**THE RECORDS:**
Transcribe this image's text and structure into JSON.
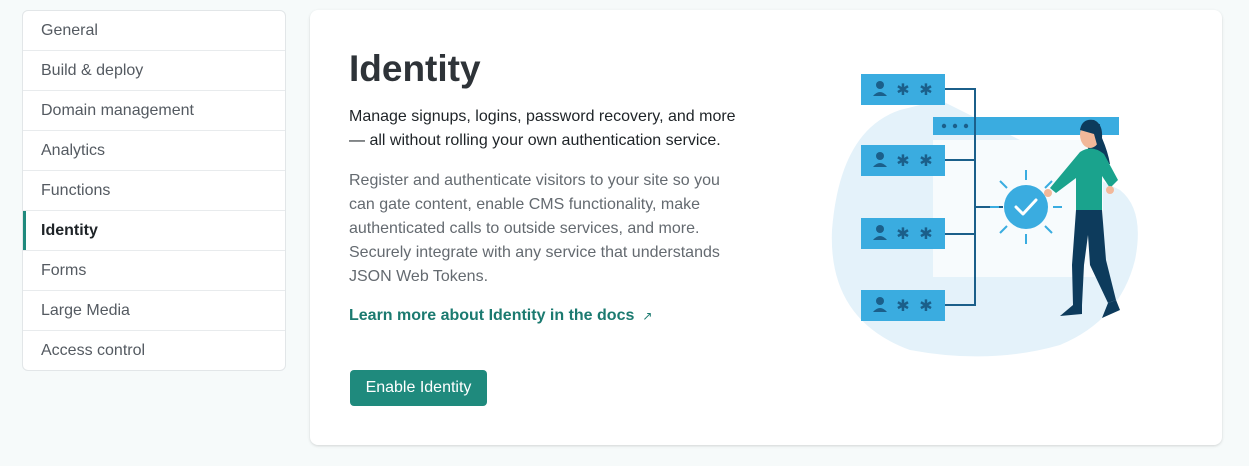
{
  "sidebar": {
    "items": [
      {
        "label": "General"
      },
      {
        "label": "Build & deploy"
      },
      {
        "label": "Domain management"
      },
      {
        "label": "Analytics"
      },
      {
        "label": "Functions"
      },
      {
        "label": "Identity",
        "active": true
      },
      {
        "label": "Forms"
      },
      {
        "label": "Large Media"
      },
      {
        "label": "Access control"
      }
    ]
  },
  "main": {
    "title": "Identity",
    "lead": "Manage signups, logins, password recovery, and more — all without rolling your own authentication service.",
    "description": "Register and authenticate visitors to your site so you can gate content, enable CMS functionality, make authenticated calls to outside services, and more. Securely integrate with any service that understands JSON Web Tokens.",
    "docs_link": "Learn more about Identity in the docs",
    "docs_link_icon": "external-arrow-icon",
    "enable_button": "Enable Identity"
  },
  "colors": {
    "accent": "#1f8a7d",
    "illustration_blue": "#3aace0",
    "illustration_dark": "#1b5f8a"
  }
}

...

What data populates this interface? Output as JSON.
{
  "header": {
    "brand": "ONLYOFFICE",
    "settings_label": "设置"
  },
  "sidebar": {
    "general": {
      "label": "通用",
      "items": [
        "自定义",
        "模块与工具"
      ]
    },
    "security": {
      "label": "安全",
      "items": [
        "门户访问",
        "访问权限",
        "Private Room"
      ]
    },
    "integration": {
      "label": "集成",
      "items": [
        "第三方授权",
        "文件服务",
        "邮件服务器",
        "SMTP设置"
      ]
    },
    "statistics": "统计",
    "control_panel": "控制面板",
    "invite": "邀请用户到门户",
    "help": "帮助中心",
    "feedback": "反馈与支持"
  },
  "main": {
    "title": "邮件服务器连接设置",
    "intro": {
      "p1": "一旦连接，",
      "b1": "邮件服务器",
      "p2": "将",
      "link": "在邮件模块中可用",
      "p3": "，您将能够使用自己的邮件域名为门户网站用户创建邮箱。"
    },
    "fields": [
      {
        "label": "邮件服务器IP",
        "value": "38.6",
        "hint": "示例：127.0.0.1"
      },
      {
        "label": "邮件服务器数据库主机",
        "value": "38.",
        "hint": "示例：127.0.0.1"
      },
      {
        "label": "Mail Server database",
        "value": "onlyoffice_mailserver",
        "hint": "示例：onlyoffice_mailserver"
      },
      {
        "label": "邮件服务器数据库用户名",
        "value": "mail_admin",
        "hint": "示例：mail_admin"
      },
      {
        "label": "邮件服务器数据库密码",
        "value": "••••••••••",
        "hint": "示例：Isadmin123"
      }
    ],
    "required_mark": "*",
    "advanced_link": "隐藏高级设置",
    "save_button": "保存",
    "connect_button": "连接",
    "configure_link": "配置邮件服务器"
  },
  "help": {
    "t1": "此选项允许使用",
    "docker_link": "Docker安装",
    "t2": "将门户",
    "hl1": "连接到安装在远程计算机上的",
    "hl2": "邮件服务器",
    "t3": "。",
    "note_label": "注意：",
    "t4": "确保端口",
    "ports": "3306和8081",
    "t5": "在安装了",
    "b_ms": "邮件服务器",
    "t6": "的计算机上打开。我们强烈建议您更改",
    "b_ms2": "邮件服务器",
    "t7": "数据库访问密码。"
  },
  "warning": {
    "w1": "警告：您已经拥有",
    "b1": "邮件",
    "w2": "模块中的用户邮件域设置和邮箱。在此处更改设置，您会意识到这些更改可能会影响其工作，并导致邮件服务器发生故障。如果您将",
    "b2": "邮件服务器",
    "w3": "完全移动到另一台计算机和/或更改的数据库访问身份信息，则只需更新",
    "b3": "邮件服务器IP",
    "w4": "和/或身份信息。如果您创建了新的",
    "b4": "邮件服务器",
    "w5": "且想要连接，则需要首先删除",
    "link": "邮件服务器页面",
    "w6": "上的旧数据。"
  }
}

**SET PROBLEM:**
Find the word "JSON" and list each line it appears in.

**IN RESPONSE:**
Transcribe this image's text and structure into JSON.
    "description": "Register and authenticate visitors to your site so you can gate content, enable CMS functionality, make authenticated calls to outside services, and more. Securely integrate with any service that understands JSON Web Tokens.",
What data populates this interface? Output as JSON.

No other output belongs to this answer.